Repeat the entries that follow verbatim, without any of their pictures.

____________

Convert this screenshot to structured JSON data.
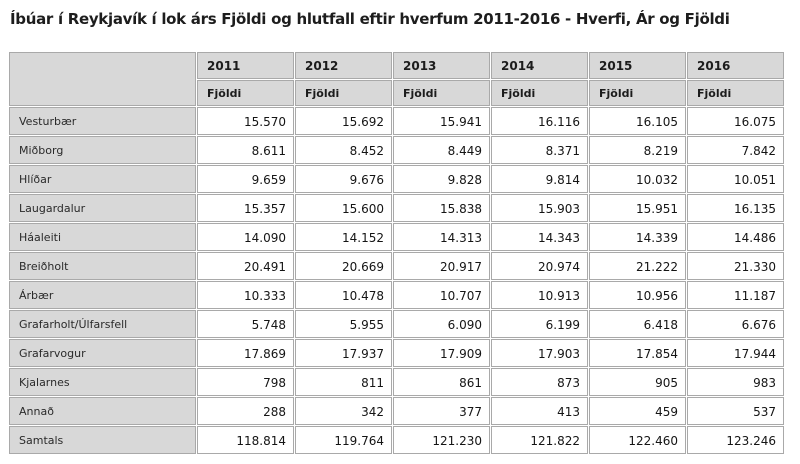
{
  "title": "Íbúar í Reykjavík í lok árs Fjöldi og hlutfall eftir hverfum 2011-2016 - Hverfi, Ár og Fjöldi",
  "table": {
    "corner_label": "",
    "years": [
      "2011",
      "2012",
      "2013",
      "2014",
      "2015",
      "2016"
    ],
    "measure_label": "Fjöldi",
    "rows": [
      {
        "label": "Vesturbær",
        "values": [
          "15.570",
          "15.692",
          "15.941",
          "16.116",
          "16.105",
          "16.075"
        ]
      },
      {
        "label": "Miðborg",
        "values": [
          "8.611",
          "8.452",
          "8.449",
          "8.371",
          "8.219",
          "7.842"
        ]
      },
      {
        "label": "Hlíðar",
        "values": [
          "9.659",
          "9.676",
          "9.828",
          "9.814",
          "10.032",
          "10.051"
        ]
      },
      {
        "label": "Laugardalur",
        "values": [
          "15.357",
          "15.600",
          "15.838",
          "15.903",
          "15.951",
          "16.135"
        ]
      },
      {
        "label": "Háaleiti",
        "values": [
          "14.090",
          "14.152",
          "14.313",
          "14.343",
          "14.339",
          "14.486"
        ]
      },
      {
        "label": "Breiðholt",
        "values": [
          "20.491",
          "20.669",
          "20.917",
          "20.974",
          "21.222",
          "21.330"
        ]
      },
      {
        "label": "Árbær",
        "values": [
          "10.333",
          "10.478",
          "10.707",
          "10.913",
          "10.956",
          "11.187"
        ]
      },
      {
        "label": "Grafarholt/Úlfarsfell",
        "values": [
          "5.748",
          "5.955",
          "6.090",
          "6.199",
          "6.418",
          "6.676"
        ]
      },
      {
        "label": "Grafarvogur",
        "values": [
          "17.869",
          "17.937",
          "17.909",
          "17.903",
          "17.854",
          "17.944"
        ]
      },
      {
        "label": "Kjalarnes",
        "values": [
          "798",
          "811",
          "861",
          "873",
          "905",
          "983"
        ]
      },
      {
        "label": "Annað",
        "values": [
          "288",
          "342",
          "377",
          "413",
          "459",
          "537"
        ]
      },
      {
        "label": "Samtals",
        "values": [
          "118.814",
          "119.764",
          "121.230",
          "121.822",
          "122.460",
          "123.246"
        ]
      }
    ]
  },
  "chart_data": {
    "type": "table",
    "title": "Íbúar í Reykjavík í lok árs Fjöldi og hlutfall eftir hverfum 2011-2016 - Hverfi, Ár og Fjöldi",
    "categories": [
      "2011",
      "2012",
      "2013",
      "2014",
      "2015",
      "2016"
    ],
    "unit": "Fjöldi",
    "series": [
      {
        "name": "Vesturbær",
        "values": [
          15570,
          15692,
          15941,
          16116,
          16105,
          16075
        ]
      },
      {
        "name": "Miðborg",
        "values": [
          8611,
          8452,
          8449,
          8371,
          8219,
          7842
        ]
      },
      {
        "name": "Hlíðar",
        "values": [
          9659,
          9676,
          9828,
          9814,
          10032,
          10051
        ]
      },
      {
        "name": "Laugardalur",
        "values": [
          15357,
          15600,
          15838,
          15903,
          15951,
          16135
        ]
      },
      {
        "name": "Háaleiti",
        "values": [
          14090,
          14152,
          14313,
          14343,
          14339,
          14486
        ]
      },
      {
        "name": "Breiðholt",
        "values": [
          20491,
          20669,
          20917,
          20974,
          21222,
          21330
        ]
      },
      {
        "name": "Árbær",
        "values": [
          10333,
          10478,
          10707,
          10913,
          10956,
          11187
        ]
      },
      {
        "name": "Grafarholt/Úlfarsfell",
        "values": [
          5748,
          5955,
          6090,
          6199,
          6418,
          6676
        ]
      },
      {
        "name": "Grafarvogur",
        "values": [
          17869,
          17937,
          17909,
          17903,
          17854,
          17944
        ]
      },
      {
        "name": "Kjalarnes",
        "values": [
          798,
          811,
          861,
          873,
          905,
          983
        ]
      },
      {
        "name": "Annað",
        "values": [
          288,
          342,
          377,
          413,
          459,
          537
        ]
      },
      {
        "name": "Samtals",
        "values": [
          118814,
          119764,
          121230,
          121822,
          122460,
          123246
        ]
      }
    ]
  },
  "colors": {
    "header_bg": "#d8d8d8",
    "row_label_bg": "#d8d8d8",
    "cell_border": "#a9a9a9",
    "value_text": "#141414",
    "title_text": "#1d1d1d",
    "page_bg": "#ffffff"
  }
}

____________

● Exercise response:
Convert this screenshot to structured JSON data.
{
  "title": "Íbúar í Reykjavík í lok árs Fjöldi og hlutfall eftir hverfum 2011-2016 - Hverfi, Ár og Fjöldi",
  "table": {
    "corner_label": "",
    "years": [
      "2011",
      "2012",
      "2013",
      "2014",
      "2015",
      "2016"
    ],
    "measure_label": "Fjöldi",
    "rows": [
      {
        "label": "Vesturbær",
        "values": [
          "15.570",
          "15.692",
          "15.941",
          "16.116",
          "16.105",
          "16.075"
        ]
      },
      {
        "label": "Miðborg",
        "values": [
          "8.611",
          "8.452",
          "8.449",
          "8.371",
          "8.219",
          "7.842"
        ]
      },
      {
        "label": "Hlíðar",
        "values": [
          "9.659",
          "9.676",
          "9.828",
          "9.814",
          "10.032",
          "10.051"
        ]
      },
      {
        "label": "Laugardalur",
        "values": [
          "15.357",
          "15.600",
          "15.838",
          "15.903",
          "15.951",
          "16.135"
        ]
      },
      {
        "label": "Háaleiti",
        "values": [
          "14.090",
          "14.152",
          "14.313",
          "14.343",
          "14.339",
          "14.486"
        ]
      },
      {
        "label": "Breiðholt",
        "values": [
          "20.491",
          "20.669",
          "20.917",
          "20.974",
          "21.222",
          "21.330"
        ]
      },
      {
        "label": "Árbær",
        "values": [
          "10.333",
          "10.478",
          "10.707",
          "10.913",
          "10.956",
          "11.187"
        ]
      },
      {
        "label": "Grafarholt/Úlfarsfell",
        "values": [
          "5.748",
          "5.955",
          "6.090",
          "6.199",
          "6.418",
          "6.676"
        ]
      },
      {
        "label": "Grafarvogur",
        "values": [
          "17.869",
          "17.937",
          "17.909",
          "17.903",
          "17.854",
          "17.944"
        ]
      },
      {
        "label": "Kjalarnes",
        "values": [
          "798",
          "811",
          "861",
          "873",
          "905",
          "983"
        ]
      },
      {
        "label": "Annað",
        "values": [
          "288",
          "342",
          "377",
          "413",
          "459",
          "537"
        ]
      },
      {
        "label": "Samtals",
        "values": [
          "118.814",
          "119.764",
          "121.230",
          "121.822",
          "122.460",
          "123.246"
        ]
      }
    ]
  },
  "chart_data": {
    "type": "table",
    "title": "Íbúar í Reykjavík í lok árs Fjöldi og hlutfall eftir hverfum 2011-2016 - Hverfi, Ár og Fjöldi",
    "categories": [
      "2011",
      "2012",
      "2013",
      "2014",
      "2015",
      "2016"
    ],
    "unit": "Fjöldi",
    "series": [
      {
        "name": "Vesturbær",
        "values": [
          15570,
          15692,
          15941,
          16116,
          16105,
          16075
        ]
      },
      {
        "name": "Miðborg",
        "values": [
          8611,
          8452,
          8449,
          8371,
          8219,
          7842
        ]
      },
      {
        "name": "Hlíðar",
        "values": [
          9659,
          9676,
          9828,
          9814,
          10032,
          10051
        ]
      },
      {
        "name": "Laugardalur",
        "values": [
          15357,
          15600,
          15838,
          15903,
          15951,
          16135
        ]
      },
      {
        "name": "Háaleiti",
        "values": [
          14090,
          14152,
          14313,
          14343,
          14339,
          14486
        ]
      },
      {
        "name": "Breiðholt",
        "values": [
          20491,
          20669,
          20917,
          20974,
          21222,
          21330
        ]
      },
      {
        "name": "Árbær",
        "values": [
          10333,
          10478,
          10707,
          10913,
          10956,
          11187
        ]
      },
      {
        "name": "Grafarholt/Úlfarsfell",
        "values": [
          5748,
          5955,
          6090,
          6199,
          6418,
          6676
        ]
      },
      {
        "name": "Grafarvogur",
        "values": [
          17869,
          17937,
          17909,
          17903,
          17854,
          17944
        ]
      },
      {
        "name": "Kjalarnes",
        "values": [
          798,
          811,
          861,
          873,
          905,
          983
        ]
      },
      {
        "name": "Annað",
        "values": [
          288,
          342,
          377,
          413,
          459,
          537
        ]
      },
      {
        "name": "Samtals",
        "values": [
          118814,
          119764,
          121230,
          121822,
          122460,
          123246
        ]
      }
    ]
  },
  "colors": {
    "header_bg": "#d8d8d8",
    "row_label_bg": "#d8d8d8",
    "cell_border": "#a9a9a9",
    "value_text": "#141414",
    "title_text": "#1d1d1d",
    "page_bg": "#ffffff"
  }
}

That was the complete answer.